Written exercise =
Copy every line of the records below that holds the word "diagram".

Supplied data =
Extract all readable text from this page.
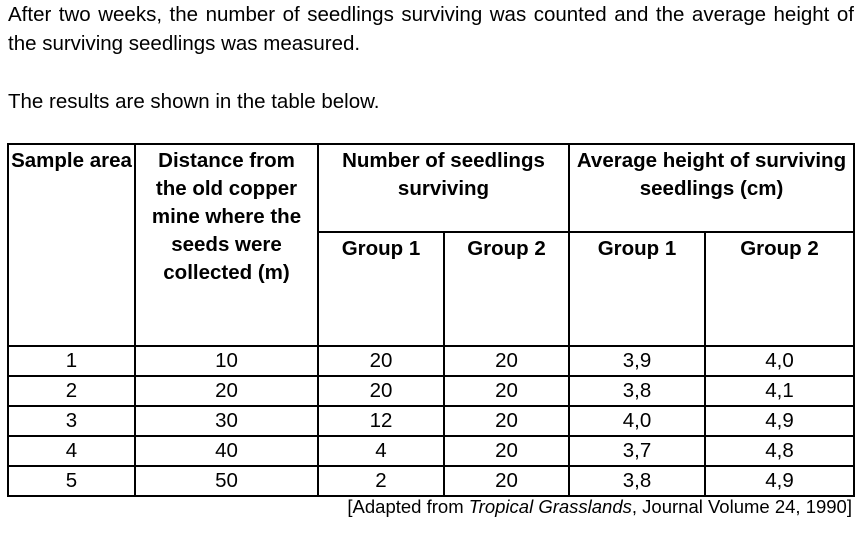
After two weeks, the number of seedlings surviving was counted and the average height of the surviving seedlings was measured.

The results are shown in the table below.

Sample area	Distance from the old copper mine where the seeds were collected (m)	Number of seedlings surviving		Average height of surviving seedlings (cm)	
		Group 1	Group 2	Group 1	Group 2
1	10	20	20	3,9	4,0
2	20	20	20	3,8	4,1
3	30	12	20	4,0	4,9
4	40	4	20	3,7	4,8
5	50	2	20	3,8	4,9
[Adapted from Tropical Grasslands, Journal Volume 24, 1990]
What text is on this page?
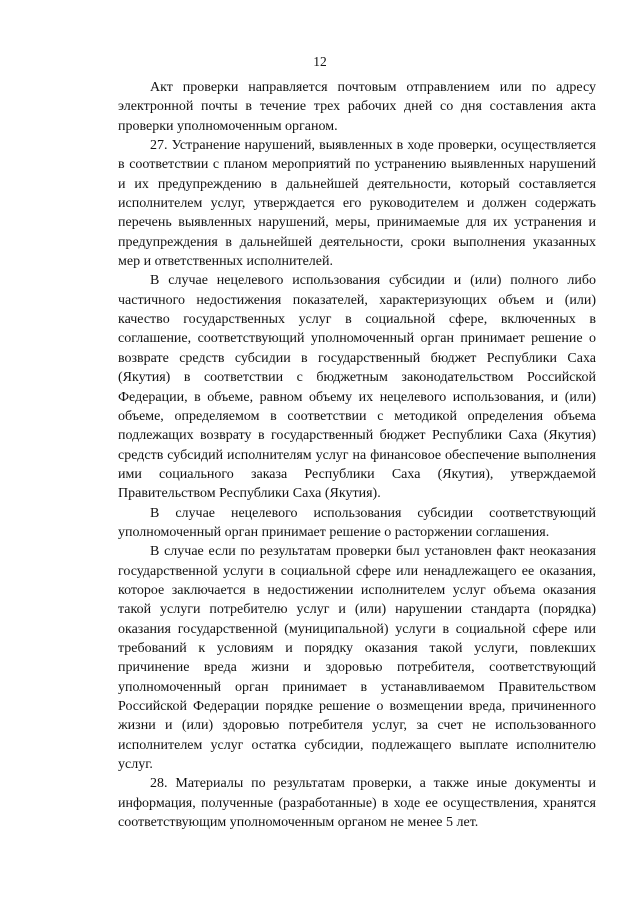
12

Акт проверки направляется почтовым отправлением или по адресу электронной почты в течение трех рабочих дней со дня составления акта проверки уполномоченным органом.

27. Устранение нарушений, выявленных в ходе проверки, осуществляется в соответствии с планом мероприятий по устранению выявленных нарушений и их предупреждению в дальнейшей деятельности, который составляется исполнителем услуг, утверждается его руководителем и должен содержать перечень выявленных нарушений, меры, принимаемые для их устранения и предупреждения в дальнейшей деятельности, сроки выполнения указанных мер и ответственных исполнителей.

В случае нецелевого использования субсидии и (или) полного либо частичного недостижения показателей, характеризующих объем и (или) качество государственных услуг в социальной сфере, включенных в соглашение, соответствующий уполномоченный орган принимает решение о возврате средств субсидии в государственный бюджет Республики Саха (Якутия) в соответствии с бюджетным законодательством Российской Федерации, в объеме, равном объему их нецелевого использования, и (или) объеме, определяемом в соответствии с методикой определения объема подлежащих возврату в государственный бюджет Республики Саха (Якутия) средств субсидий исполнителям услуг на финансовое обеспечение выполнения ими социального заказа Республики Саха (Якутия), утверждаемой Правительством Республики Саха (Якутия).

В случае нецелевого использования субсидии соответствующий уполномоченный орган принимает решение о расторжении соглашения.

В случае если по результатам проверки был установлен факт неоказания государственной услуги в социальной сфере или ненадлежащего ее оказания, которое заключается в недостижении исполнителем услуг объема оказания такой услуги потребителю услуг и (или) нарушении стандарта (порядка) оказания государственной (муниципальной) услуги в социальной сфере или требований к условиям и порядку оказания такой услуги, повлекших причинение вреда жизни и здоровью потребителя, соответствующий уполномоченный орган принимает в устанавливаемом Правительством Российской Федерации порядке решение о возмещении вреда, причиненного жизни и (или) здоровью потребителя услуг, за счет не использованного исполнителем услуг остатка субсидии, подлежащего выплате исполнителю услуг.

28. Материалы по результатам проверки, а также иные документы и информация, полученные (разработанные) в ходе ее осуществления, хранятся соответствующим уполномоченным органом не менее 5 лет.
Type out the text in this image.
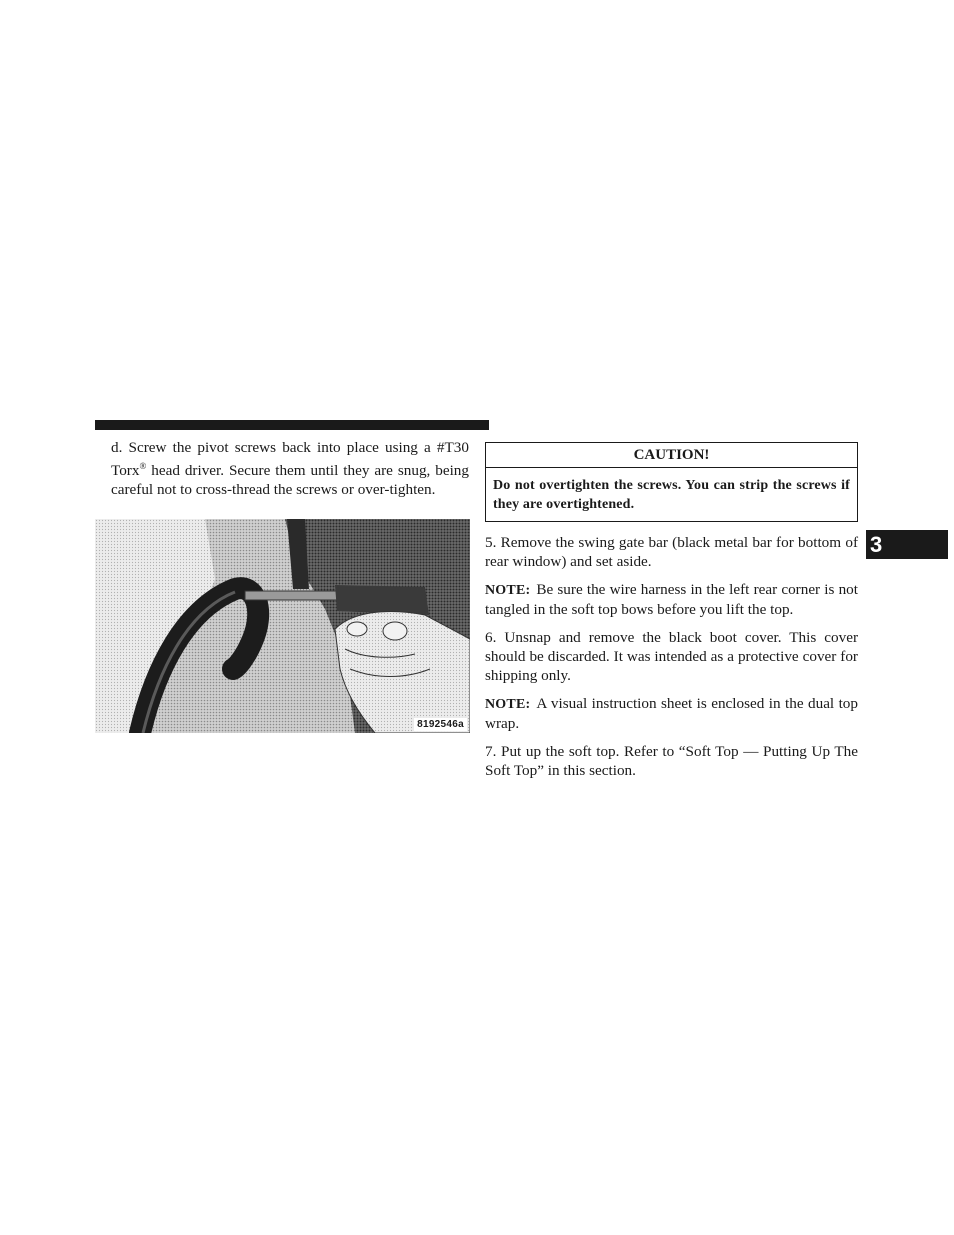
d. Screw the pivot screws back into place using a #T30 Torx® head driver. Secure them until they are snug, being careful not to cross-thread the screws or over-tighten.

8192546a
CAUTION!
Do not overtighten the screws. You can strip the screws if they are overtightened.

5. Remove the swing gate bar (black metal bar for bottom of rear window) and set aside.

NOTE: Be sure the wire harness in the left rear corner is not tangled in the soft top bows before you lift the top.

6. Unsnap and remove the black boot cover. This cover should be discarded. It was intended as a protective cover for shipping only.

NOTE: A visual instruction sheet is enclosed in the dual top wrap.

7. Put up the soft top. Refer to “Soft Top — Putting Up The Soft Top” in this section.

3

...

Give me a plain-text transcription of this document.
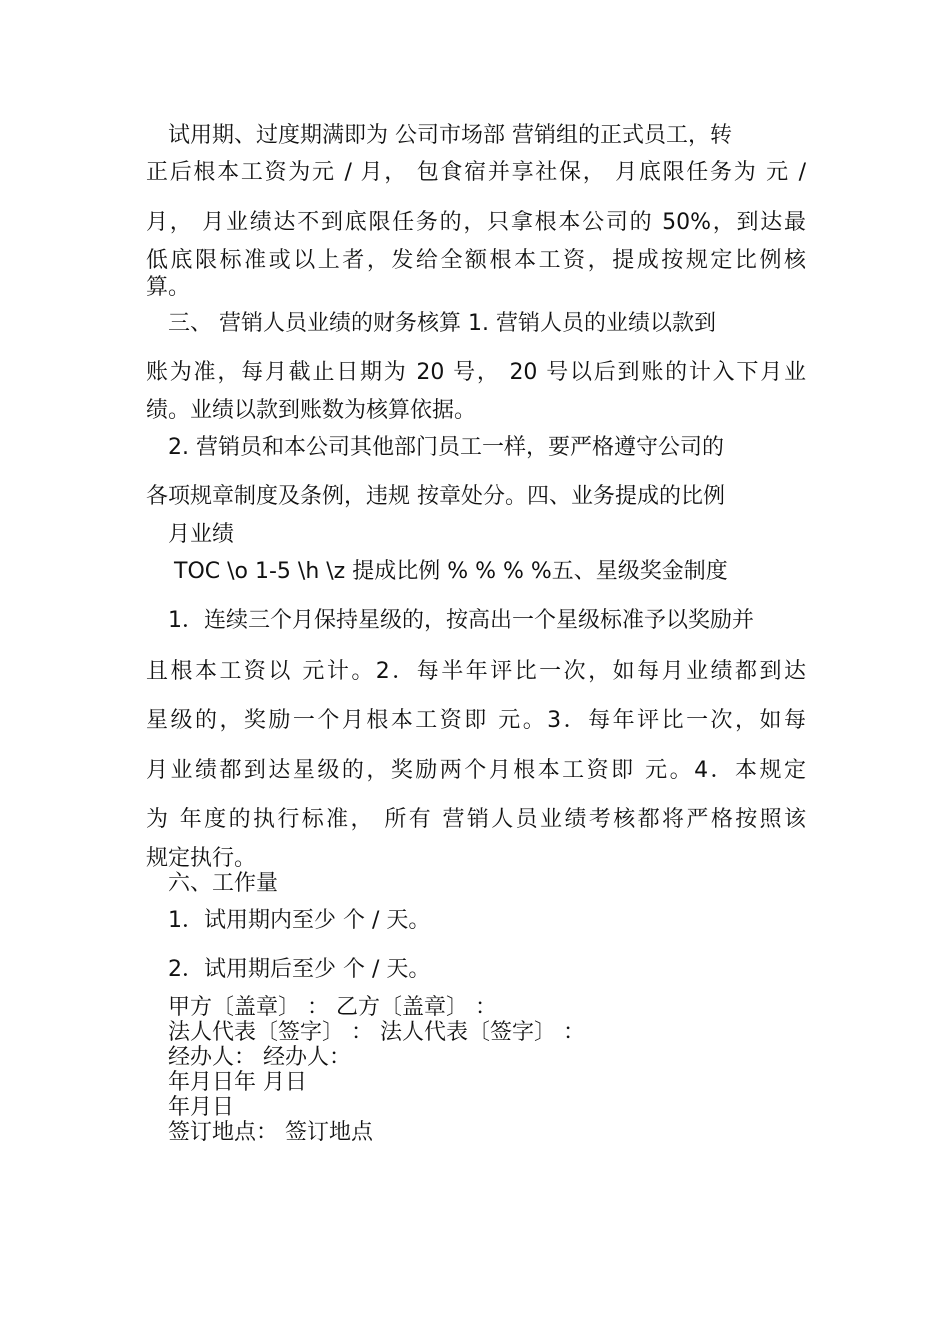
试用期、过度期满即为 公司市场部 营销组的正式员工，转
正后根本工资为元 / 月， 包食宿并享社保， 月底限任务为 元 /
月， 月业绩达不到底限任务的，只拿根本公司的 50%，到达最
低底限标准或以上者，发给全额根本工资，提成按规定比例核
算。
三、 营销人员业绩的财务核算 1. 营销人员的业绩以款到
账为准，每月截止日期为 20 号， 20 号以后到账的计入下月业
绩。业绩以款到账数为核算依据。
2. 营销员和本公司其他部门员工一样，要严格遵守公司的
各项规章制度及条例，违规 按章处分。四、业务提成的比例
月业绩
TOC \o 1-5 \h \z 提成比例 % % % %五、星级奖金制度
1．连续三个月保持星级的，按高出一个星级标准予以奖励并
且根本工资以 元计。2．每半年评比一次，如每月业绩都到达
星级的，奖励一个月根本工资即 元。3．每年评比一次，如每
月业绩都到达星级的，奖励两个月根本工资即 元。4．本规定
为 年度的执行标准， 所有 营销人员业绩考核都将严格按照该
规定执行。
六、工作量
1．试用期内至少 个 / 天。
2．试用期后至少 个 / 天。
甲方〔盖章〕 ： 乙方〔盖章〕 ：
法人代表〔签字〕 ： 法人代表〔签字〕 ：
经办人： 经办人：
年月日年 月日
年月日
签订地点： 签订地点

--

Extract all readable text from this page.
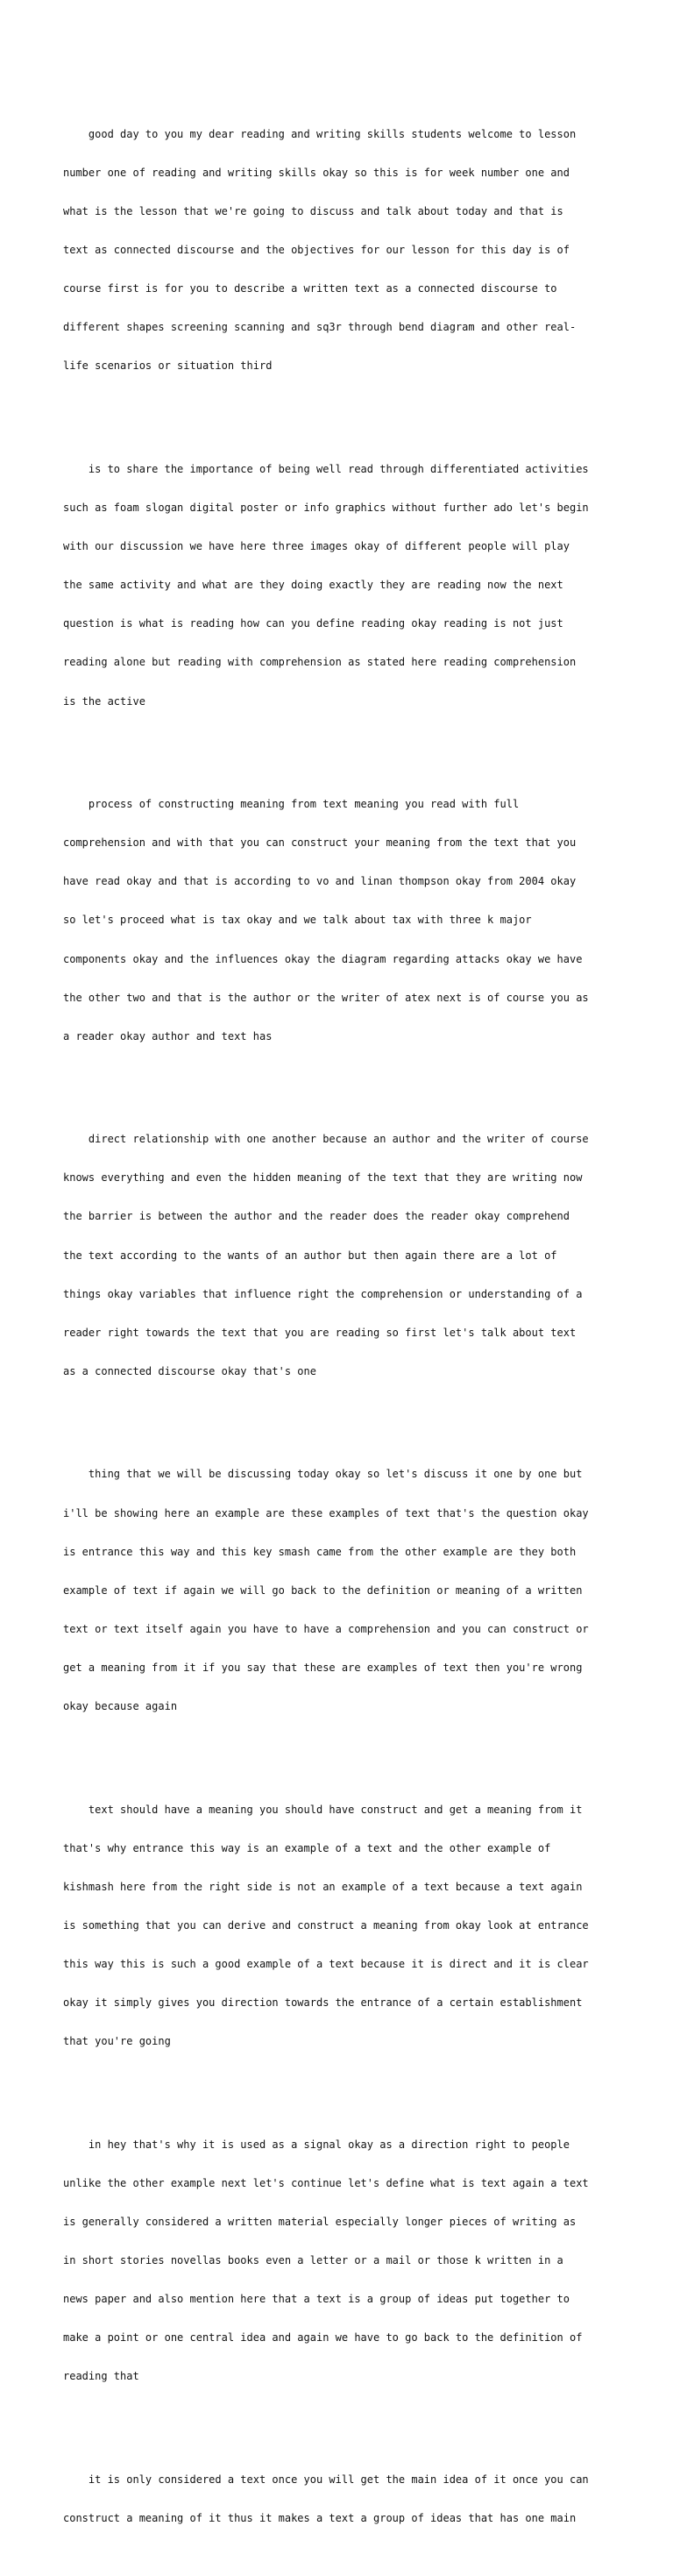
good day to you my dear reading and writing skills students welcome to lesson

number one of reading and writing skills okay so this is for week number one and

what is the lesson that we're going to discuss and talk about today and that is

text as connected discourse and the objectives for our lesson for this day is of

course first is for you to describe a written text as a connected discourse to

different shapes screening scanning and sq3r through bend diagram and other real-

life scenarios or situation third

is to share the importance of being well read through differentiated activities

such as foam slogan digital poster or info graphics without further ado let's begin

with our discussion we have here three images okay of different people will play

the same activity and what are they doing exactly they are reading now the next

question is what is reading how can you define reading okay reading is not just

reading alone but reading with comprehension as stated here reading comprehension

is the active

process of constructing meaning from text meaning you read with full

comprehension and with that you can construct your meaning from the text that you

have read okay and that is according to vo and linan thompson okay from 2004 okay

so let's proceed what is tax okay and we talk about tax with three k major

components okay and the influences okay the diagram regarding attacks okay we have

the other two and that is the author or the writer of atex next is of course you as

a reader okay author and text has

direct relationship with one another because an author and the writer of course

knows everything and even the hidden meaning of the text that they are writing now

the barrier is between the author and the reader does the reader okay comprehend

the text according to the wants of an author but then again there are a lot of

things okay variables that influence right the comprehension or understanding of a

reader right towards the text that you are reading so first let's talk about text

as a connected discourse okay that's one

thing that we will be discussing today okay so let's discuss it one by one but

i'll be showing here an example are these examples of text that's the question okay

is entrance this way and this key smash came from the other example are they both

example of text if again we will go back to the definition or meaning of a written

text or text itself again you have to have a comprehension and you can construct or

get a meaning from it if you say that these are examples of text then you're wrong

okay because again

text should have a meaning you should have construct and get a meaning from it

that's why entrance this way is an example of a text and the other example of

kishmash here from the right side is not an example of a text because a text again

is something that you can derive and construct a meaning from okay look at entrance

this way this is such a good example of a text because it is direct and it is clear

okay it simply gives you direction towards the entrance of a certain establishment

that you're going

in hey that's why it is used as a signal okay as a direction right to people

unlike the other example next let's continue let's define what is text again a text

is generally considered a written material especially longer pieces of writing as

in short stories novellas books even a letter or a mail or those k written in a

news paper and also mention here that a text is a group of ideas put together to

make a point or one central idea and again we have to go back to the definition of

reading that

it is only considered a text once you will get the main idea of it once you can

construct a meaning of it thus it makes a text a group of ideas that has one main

Answer to the exercise =
different shapes screening scanning and sq3r through bend diagram and other real-
components okay and the influences okay the diagram regarding attacks okay we have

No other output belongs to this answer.